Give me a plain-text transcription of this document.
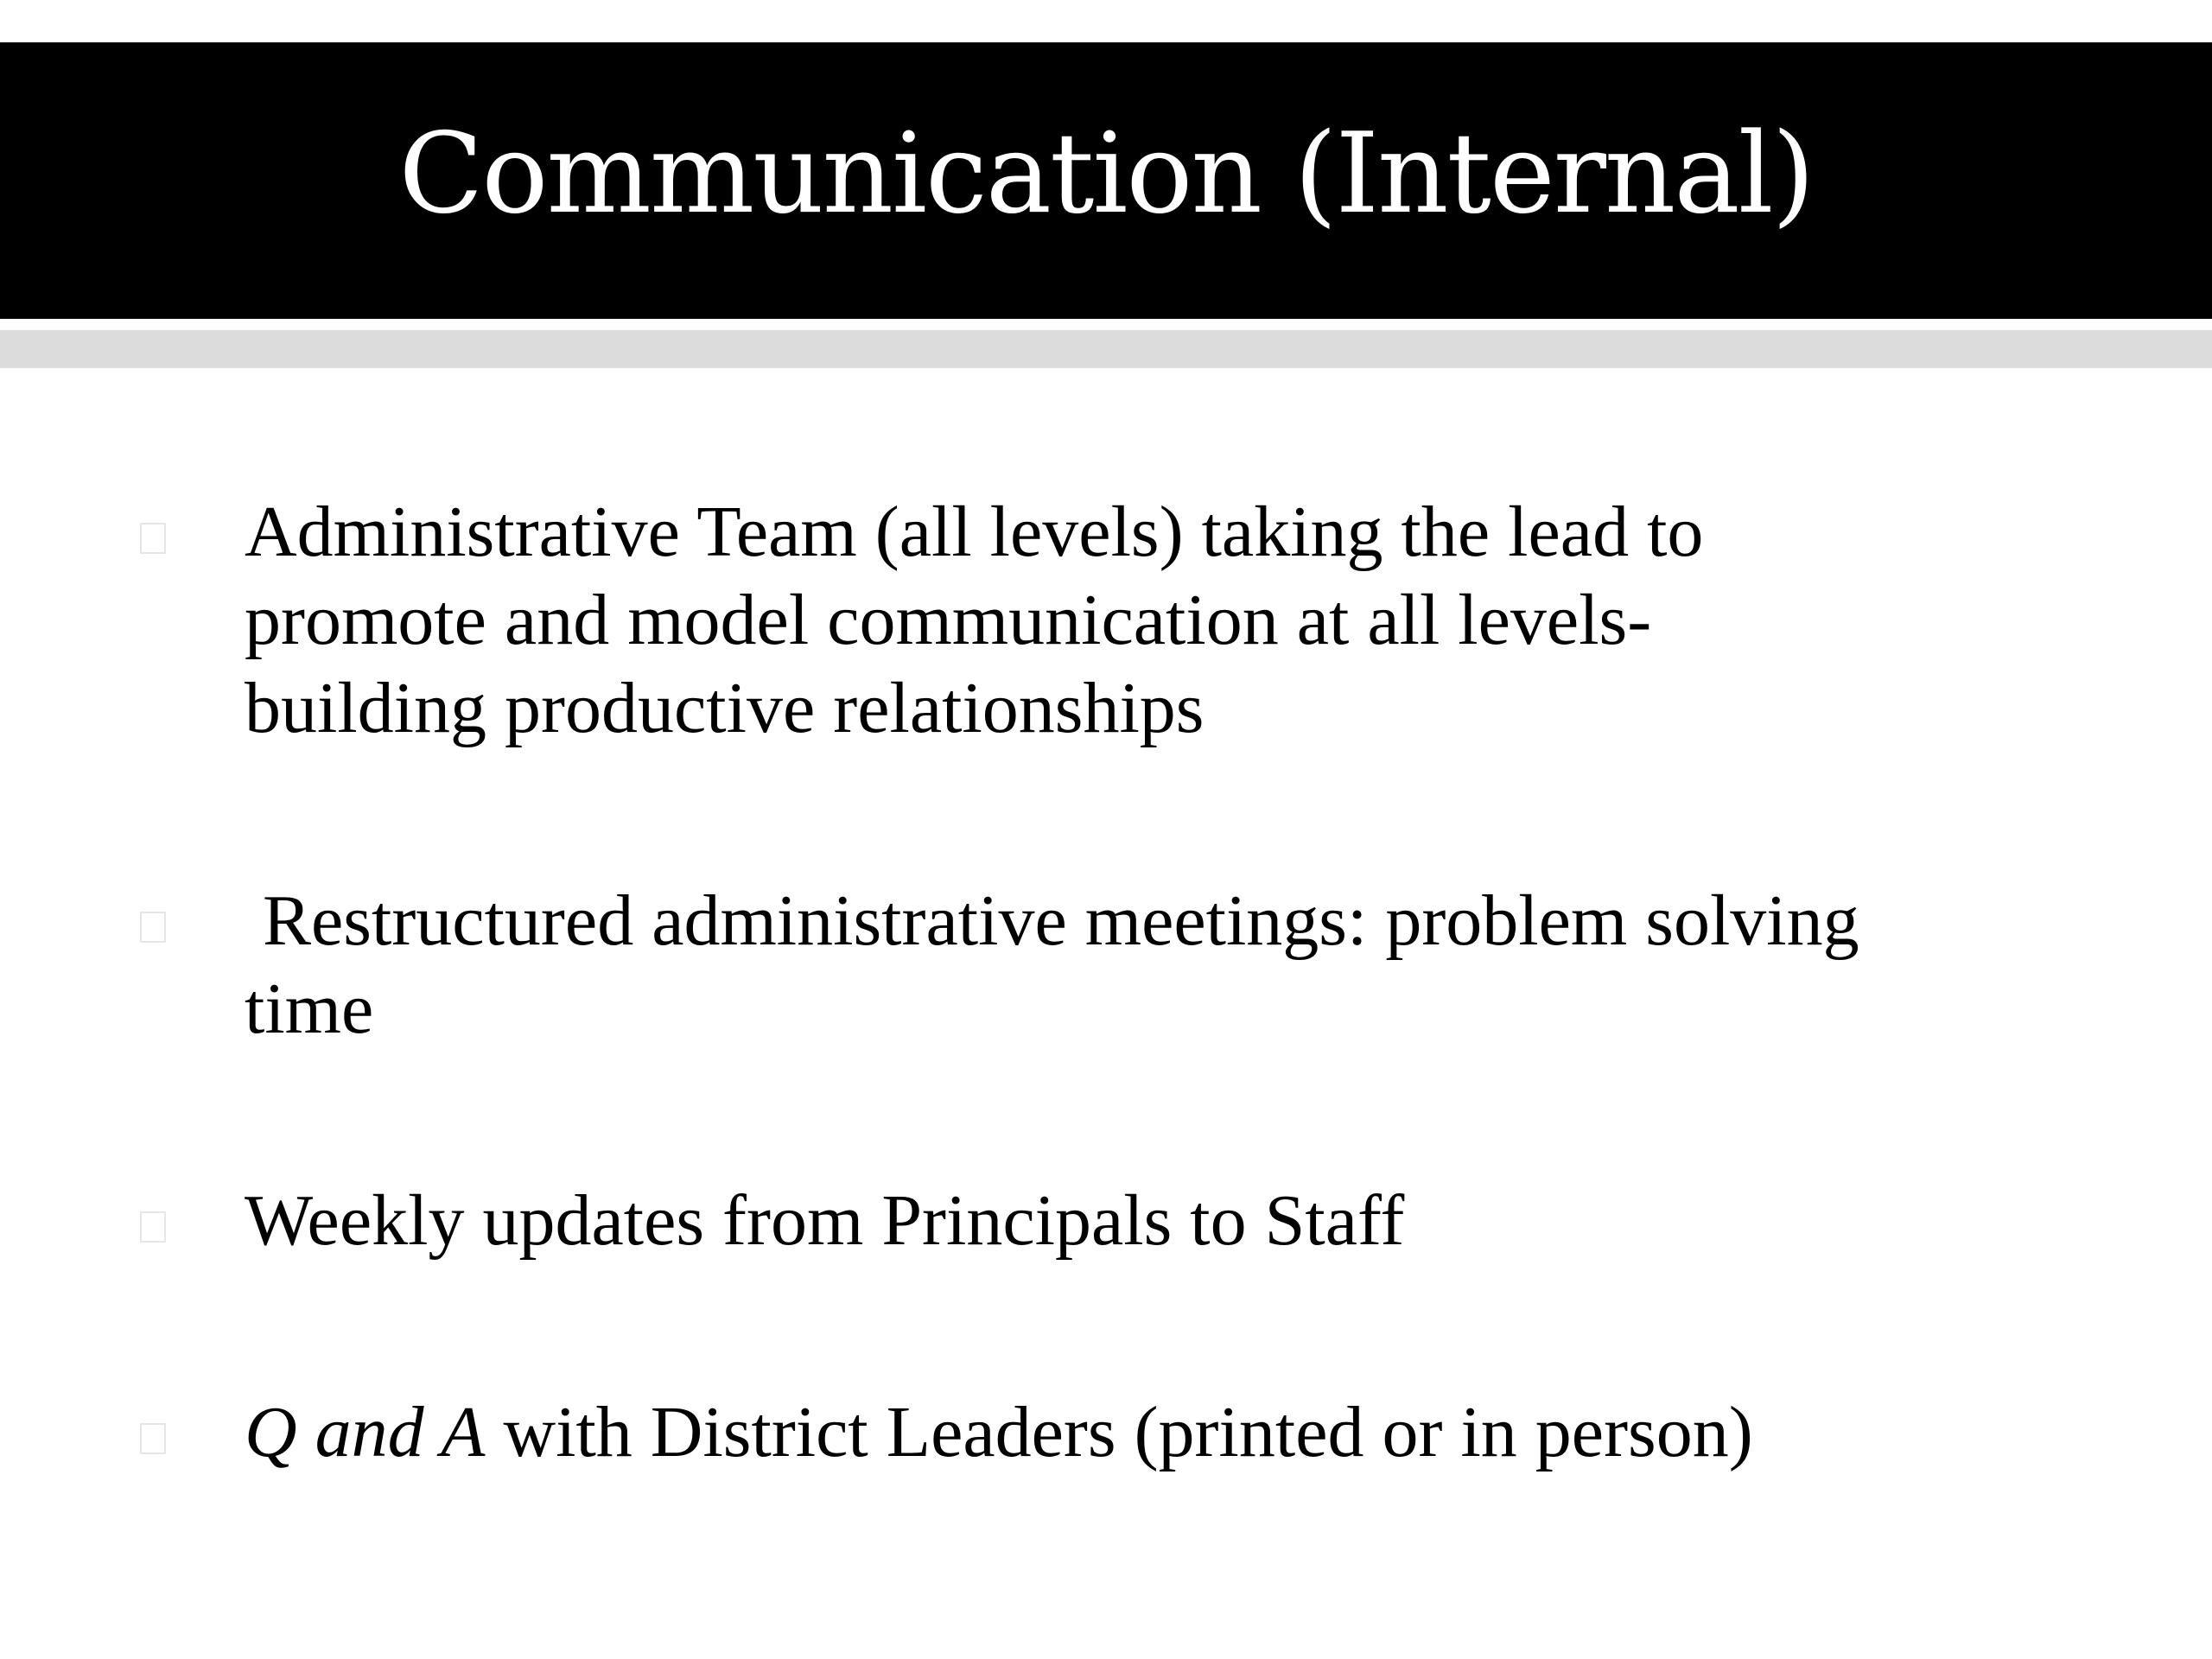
Communication (Internal)
Administrative Team (all levels) taking the lead to
promote and model communication at all levels-
building productive relationships
Restructured administrative meetings: problem solving
time
Weekly updates from Principals to Staff
Q and A with District Leaders (printed or in person)
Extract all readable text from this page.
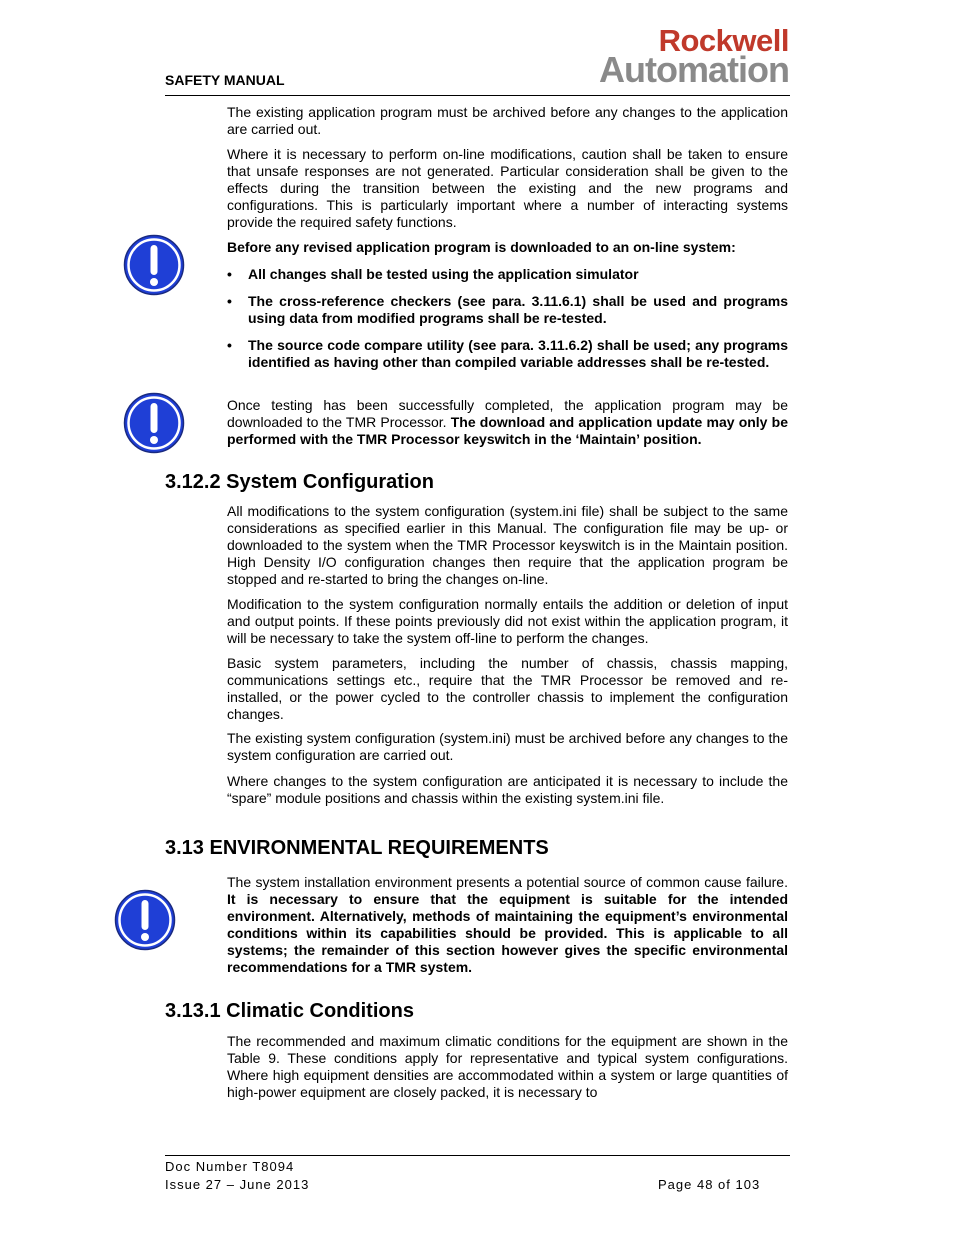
SAFETY MANUAL
Rockwell
Automation

The existing application program must be archived before any changes to the application are carried out.

Where it is necessary to perform on-line modifications, caution shall be taken to ensure that unsafe responses are not generated. Particular consideration shall be given to the effects during the transition between the existing and the new programs and configurations. This is particularly important where a number of interacting systems provide the required safety functions.

Before any revised application program is downloaded to an on-line system:

• All changes shall be tested using the application simulator
• The cross-reference checkers (see para. 3.11.6.1) shall be used and programs using data from modified programs shall be re-tested.
• The source code compare utility (see para. 3.11.6.2) shall be used; any programs identified as having other than compiled variable addresses shall be re-tested.

Once testing has been successfully completed, the application program may be downloaded to the TMR Processor. The download and application update may only be performed with the TMR Processor keyswitch in the ‘Maintain’ position.

3.12.2 System Configuration

All modifications to the system configuration (system.ini file) shall be subject to the same considerations as specified earlier in this Manual. The configuration file may be up- or downloaded to the system when the TMR Processor keyswitch is in the Maintain position. High Density I/O configuration changes then require that the application program be stopped and re-started to bring the changes on-line.

Modification to the system configuration normally entails the addition or deletion of input and output points. If these points previously did not exist within the application program, it will be necessary to take the system off-line to perform the changes.

Basic system parameters, including the number of chassis, chassis mapping, communications settings etc., require that the TMR Processor be removed and re-installed, or the power cycled to the controller chassis to implement the configuration changes.

The existing system configuration (system.ini) must be archived before any changes to the system configuration are carried out.

Where changes to the system configuration are anticipated it is necessary to include the “spare” module positions and chassis within the existing system.ini file.

3.13 ENVIRONMENTAL REQUIREMENTS

The system installation environment presents a potential source of common cause failure. It is necessary to ensure that the equipment is suitable for the intended environment. Alternatively, methods of maintaining the equipment’s environmental conditions within its capabilities should be provided. This is applicable to all systems; the remainder of this section however gives the specific environmental recommendations for a TMR system.

3.13.1 Climatic Conditions

The recommended and maximum climatic conditions for the equipment are shown in the Table 9. These conditions apply for representative and typical system configurations. Where high equipment densities are accommodated within a system or large quantities of high-power equipment are closely packed, it is necessary to

Doc Number T8094
Issue 27 – June 2013	Page 48 of 103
■ ■ ■ ■ ■ ■ ■
**Short task:** Go through the listing above and locate each line that holds the word "using". Copy those lines.

**Exercise response:**
• All changes shall be tested using the application simulator
• The cross-reference checkers (see para. 3.11.6.1) shall be used and programs using data from modified programs shall be re-tested.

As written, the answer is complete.